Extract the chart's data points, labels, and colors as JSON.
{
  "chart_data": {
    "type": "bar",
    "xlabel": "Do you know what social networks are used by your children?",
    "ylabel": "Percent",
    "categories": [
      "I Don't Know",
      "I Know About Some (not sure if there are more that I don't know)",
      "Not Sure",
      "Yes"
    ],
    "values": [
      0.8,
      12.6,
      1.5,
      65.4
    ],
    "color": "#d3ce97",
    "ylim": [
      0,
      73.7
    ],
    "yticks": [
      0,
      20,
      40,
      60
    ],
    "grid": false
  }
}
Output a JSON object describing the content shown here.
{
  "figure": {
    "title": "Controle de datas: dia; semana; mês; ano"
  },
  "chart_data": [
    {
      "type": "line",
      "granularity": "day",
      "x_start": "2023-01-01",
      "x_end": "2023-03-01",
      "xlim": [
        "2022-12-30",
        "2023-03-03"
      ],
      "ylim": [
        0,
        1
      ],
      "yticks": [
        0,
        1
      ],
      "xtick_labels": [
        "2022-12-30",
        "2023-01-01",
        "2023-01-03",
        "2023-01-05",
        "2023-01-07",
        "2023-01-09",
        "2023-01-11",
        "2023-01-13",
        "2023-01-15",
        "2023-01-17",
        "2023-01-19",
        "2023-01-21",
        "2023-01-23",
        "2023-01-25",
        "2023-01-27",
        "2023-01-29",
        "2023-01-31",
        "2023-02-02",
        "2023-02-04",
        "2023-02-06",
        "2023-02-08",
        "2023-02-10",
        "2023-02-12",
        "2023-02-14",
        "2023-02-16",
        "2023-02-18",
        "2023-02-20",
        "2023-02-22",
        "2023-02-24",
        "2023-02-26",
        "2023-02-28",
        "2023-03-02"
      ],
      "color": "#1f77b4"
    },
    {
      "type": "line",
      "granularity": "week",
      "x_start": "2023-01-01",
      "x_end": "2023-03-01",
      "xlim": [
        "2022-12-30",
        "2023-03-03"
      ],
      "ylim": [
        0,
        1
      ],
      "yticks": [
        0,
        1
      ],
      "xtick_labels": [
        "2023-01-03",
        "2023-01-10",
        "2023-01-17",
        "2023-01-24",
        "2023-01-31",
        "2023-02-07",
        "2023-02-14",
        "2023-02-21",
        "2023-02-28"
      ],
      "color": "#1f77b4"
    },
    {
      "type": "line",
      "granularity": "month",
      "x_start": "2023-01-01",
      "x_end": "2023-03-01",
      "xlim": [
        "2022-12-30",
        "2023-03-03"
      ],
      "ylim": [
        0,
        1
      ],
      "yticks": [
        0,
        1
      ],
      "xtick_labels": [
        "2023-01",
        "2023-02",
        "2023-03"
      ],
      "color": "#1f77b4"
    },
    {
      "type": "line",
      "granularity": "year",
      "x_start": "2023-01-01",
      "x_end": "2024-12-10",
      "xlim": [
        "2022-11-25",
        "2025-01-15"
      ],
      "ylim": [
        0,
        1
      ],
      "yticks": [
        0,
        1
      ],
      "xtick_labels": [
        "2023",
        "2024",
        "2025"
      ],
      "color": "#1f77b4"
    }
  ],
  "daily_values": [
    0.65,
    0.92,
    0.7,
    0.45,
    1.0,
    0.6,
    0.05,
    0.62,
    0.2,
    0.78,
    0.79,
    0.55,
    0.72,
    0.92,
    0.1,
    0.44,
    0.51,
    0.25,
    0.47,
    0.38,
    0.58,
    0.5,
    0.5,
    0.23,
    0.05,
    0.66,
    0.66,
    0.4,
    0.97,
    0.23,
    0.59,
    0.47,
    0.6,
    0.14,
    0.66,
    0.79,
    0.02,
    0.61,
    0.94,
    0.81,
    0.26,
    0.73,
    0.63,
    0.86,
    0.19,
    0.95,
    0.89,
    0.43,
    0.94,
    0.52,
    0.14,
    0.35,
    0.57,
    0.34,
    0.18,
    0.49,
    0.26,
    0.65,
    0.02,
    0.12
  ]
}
* * * * *
**Exercise details:**
Print the records above in full, exactly.

**Written response:**
Extract the chart's data points, labels, and colors as JSON.
{
  "chart_data": {
    "type": "bar",
    "xlabel": "Do you know what social networks are used by your children?",
    "ylabel": "Percent",
    "categories": [
      "I Don't Know",
      "I Know About Some (not sure if there are more that I don't know)",
      "Not Sure",
      "Yes"
    ],
    "values": [
      0.8,
      12.6,
      1.5,
      65.4
    ],
    "color": "#d3ce97",
    "ylim": [
      0,
      73.7
    ],
    "yticks": [
      0,
      20,
      40,
      60
    ],
    "grid": false
  }
}
Output a JSON object describing the content shown here.
{
  "figure": {
    "title": "Controle de datas: dia; semana; mês; ano"
  },
  "chart_data": [
    {
      "type": "line",
      "granularity": "day",
      "x_start": "2023-01-01",
      "x_end": "2023-03-01",
      "xlim": [
        "2022-12-30",
        "2023-03-03"
      ],
      "ylim": [
        0,
        1
      ],
      "yticks": [
        0,
        1
      ],
      "xtick_labels": [
        "2022-12-30",
        "2023-01-01",
        "2023-01-03",
        "2023-01-05",
        "2023-01-07",
        "2023-01-09",
        "2023-01-11",
        "2023-01-13",
        "2023-01-15",
        "2023-01-17",
        "2023-01-19",
        "2023-01-21",
        "2023-01-23",
        "2023-01-25",
        "2023-01-27",
        "2023-01-29",
        "2023-01-31",
        "2023-02-02",
        "2023-02-04",
        "2023-02-06",
        "2023-02-08",
        "2023-02-10",
        "2023-02-12",
        "2023-02-14",
        "2023-02-16",
        "2023-02-18",
        "2023-02-20",
        "2023-02-22",
        "2023-02-24",
        "2023-02-26",
        "2023-02-28",
        "2023-03-02"
      ],
      "color": "#1f77b4"
    },
    {
      "type": "line",
      "granularity": "week",
      "x_start": "2023-01-01",
      "x_end": "2023-03-01",
      "xlim": [
        "2022-12-30",
        "2023-03-03"
      ],
      "ylim": [
        0,
        1
      ],
      "yticks": [
        0,
        1
      ],
      "xtick_labels": [
        "2023-01-03",
        "2023-01-10",
        "2023-01-17",
        "2023-01-24",
        "2023-01-31",
        "2023-02-07",
        "2023-02-14",
        "2023-02-21",
        "2023-02-28"
      ],
      "color": "#1f77b4"
    },
    {
      "type": "line",
      "granularity": "month",
      "x_start": "2023-01-01",
      "x_end": "2023-03-01",
      "xlim": [
        "2022-12-30",
        "2023-03-03"
      ],
      "ylim": [
        0,
        1
      ],
      "yticks": [
        0,
        1
      ],
      "xtick_labels": [
        "2023-01",
        "2023-02",
        "2023-03"
      ],
      "color": "#1f77b4"
    },
    {
      "type": "line",
      "granularity": "year",
      "x_start": "2023-01-01",
      "x_end": "2024-12-10",
      "xlim": [
        "2022-11-25",
        "2025-01-15"
      ],
      "ylim": [
        0,
        1
      ],
      "yticks": [
        0,
        1
      ],
      "xtick_labels": [
        "2023",
        "2024",
        "2025"
      ],
      "color": "#1f77b4"
    }
  ],
  "daily_values": [
    0.65,
    0.92,
    0.7,
    0.45,
    1.0,
    0.6,
    0.05,
    0.62,
    0.2,
    0.78,
    0.79,
    0.55,
    0.72,
    0.92,
    0.1,
    0.44,
    0.51,
    0.25,
    0.47,
    0.38,
    0.58,
    0.5,
    0.5,
    0.23,
    0.05,
    0.66,
    0.66,
    0.4,
    0.97,
    0.23,
    0.59,
    0.47,
    0.6,
    0.14,
    0.66,
    0.79,
    0.02,
    0.61,
    0.94,
    0.81,
    0.26,
    0.73,
    0.63,
    0.86,
    0.19,
    0.95,
    0.89,
    0.43,
    0.94,
    0.52,
    0.14,
    0.35,
    0.57,
    0.34,
    0.18,
    0.49,
    0.26,
    0.65,
    0.02,
    0.12
  ]
}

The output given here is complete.